__BRIEF__
Identify all lines in the data containing the string "Warten". Copy them out.
>> start INPUT FOR THIS TASK
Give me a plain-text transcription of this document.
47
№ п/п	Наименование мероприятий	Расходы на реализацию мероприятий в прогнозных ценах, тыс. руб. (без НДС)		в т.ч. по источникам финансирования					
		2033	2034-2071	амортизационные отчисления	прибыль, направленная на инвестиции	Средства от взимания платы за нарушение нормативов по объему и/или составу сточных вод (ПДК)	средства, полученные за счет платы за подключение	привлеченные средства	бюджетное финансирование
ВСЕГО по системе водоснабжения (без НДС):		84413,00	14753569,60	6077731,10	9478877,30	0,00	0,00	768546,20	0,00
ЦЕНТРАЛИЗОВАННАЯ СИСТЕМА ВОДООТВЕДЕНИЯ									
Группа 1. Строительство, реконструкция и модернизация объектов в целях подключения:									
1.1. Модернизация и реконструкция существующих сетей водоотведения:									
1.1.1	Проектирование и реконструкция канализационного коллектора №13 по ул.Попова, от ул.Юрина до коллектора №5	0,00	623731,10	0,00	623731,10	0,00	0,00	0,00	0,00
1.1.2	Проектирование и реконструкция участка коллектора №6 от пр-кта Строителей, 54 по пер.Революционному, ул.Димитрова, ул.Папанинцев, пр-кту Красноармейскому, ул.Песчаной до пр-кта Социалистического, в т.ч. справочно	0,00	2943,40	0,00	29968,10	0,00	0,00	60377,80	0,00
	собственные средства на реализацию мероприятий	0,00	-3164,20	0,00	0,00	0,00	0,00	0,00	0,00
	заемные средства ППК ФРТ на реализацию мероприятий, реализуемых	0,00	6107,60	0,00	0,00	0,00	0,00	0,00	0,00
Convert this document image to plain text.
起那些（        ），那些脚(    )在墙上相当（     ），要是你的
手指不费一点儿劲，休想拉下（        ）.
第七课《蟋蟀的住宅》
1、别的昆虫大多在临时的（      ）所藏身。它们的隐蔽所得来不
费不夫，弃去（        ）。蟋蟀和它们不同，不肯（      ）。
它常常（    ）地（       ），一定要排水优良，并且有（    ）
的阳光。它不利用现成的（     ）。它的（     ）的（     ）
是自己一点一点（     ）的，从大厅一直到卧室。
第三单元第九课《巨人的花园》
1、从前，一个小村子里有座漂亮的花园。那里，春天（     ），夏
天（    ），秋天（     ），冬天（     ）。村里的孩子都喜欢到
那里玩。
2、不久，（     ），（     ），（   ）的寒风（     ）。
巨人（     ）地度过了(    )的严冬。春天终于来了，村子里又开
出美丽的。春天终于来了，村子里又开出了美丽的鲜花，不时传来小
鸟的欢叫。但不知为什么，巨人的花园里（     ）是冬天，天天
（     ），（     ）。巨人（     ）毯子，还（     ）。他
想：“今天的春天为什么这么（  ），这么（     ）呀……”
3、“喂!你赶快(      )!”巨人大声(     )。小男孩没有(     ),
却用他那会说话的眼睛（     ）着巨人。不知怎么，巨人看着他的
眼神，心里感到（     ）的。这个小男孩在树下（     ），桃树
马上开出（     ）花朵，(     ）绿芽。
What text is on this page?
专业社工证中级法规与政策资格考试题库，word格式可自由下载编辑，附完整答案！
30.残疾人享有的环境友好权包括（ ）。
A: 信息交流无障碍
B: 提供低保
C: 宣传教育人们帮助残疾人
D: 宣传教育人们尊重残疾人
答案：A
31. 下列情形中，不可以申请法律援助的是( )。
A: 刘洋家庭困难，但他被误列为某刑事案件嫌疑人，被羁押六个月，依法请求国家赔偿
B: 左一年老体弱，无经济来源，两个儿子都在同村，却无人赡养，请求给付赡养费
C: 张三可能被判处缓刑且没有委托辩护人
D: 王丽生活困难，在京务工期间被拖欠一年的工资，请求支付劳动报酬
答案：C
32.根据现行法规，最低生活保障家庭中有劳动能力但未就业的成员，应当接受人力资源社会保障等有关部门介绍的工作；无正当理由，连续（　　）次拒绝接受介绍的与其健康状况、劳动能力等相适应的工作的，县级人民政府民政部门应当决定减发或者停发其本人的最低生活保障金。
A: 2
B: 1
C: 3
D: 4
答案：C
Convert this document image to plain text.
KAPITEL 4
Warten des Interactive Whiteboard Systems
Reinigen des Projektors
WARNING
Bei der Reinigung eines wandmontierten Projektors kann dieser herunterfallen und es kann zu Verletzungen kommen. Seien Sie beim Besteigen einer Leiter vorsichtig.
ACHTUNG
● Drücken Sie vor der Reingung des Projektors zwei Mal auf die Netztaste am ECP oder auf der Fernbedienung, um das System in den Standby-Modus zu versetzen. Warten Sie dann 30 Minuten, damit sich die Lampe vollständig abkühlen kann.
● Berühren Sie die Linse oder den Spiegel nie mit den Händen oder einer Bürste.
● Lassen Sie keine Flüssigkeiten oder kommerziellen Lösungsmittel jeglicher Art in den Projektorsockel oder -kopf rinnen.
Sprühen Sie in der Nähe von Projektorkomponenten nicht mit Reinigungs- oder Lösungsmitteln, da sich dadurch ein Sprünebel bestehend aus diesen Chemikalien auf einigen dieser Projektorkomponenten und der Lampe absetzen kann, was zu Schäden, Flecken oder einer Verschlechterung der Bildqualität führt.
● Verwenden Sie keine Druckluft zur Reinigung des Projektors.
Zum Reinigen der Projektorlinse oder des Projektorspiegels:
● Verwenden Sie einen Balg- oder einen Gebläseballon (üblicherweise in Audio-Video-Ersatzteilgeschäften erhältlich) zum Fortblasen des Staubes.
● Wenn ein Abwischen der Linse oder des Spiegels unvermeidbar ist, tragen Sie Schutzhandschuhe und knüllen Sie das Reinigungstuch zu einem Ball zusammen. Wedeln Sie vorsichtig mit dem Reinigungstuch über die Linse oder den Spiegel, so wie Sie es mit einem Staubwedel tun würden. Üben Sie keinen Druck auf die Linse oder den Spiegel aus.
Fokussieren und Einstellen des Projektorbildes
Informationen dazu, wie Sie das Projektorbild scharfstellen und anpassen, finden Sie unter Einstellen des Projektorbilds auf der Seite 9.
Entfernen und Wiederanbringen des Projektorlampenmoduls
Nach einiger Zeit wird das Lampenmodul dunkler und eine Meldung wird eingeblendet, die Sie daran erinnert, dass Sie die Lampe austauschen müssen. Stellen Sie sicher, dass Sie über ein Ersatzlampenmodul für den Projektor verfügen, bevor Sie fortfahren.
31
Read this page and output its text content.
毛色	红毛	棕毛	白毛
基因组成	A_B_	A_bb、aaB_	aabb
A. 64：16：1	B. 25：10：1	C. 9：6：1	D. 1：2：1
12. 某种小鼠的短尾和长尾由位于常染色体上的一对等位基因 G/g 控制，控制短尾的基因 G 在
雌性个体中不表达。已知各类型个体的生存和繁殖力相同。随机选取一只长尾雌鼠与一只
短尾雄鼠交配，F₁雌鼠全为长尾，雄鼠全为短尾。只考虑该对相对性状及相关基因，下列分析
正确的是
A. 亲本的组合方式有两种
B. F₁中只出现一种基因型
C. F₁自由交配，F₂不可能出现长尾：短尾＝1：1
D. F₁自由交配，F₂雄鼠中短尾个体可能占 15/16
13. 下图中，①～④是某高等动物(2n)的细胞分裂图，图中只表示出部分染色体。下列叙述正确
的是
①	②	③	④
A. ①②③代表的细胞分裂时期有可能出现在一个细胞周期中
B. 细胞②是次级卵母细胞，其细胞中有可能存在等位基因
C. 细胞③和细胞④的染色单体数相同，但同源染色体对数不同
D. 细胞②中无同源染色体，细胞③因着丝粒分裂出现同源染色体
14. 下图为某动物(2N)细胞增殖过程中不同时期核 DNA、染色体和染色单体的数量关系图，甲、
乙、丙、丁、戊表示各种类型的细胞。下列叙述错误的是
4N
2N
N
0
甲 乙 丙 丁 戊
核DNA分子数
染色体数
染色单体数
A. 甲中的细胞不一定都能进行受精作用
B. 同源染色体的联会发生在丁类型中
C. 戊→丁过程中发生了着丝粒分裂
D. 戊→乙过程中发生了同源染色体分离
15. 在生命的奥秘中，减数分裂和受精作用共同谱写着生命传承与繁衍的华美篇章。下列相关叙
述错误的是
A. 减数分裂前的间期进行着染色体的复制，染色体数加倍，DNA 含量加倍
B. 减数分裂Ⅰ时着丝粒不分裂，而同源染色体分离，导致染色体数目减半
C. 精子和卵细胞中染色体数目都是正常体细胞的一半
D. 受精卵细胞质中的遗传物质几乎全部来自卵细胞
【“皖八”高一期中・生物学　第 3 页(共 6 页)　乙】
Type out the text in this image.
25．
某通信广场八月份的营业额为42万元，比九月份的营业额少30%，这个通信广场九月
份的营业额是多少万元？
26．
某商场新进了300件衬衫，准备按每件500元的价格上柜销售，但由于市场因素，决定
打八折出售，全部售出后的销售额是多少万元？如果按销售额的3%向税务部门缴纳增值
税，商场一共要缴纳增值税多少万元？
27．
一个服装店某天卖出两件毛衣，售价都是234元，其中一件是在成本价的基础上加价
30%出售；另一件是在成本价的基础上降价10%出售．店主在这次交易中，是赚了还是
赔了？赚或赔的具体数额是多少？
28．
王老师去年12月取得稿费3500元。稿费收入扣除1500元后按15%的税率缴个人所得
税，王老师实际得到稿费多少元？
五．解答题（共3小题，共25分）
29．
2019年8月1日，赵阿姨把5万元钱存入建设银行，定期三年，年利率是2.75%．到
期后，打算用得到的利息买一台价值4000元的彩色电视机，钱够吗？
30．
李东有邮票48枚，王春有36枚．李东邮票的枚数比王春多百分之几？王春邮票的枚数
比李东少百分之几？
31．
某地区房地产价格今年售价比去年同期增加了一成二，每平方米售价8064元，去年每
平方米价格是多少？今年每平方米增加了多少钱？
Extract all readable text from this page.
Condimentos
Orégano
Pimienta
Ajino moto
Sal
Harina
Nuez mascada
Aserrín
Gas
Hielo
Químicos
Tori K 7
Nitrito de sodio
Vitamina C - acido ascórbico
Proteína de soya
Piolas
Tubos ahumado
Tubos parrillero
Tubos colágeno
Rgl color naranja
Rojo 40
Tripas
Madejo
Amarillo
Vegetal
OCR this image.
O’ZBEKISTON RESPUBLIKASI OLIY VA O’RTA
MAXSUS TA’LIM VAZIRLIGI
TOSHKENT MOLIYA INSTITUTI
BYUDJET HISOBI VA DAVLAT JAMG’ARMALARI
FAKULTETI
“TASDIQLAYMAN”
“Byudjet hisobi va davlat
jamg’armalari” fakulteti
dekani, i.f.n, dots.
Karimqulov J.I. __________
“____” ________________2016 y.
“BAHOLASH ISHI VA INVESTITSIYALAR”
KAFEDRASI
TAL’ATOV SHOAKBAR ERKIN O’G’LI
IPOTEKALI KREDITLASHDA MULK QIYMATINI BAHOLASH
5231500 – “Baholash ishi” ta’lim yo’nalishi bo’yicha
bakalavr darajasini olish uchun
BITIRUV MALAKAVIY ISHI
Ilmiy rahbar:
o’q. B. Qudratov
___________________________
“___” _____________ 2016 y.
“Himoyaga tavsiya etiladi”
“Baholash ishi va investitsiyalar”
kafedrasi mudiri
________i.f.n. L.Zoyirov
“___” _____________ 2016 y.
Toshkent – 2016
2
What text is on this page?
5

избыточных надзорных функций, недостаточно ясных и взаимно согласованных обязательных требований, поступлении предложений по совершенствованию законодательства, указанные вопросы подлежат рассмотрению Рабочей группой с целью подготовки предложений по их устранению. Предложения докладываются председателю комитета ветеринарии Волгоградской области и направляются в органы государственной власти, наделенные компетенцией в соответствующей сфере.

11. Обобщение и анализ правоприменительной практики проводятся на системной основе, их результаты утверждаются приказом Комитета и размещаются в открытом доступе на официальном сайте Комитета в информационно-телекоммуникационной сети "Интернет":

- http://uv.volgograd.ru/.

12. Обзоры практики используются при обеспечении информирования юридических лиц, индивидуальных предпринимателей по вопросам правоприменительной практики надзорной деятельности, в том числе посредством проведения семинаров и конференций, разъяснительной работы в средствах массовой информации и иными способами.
>> end INPUT FOR THIS TASK
__RESULT OF THIS EXERCISE__
Warten des Interactive Whiteboard Systems
● Drücken Sie vor der Reingung des Projektors zwei Mal auf die Netztaste am ECP oder auf der Fernbedienung, um das System in den Standby-Modus zu versetzen. Warten Sie dann 30 Minuten, damit sich die Lampe vollständig abkühlen kann.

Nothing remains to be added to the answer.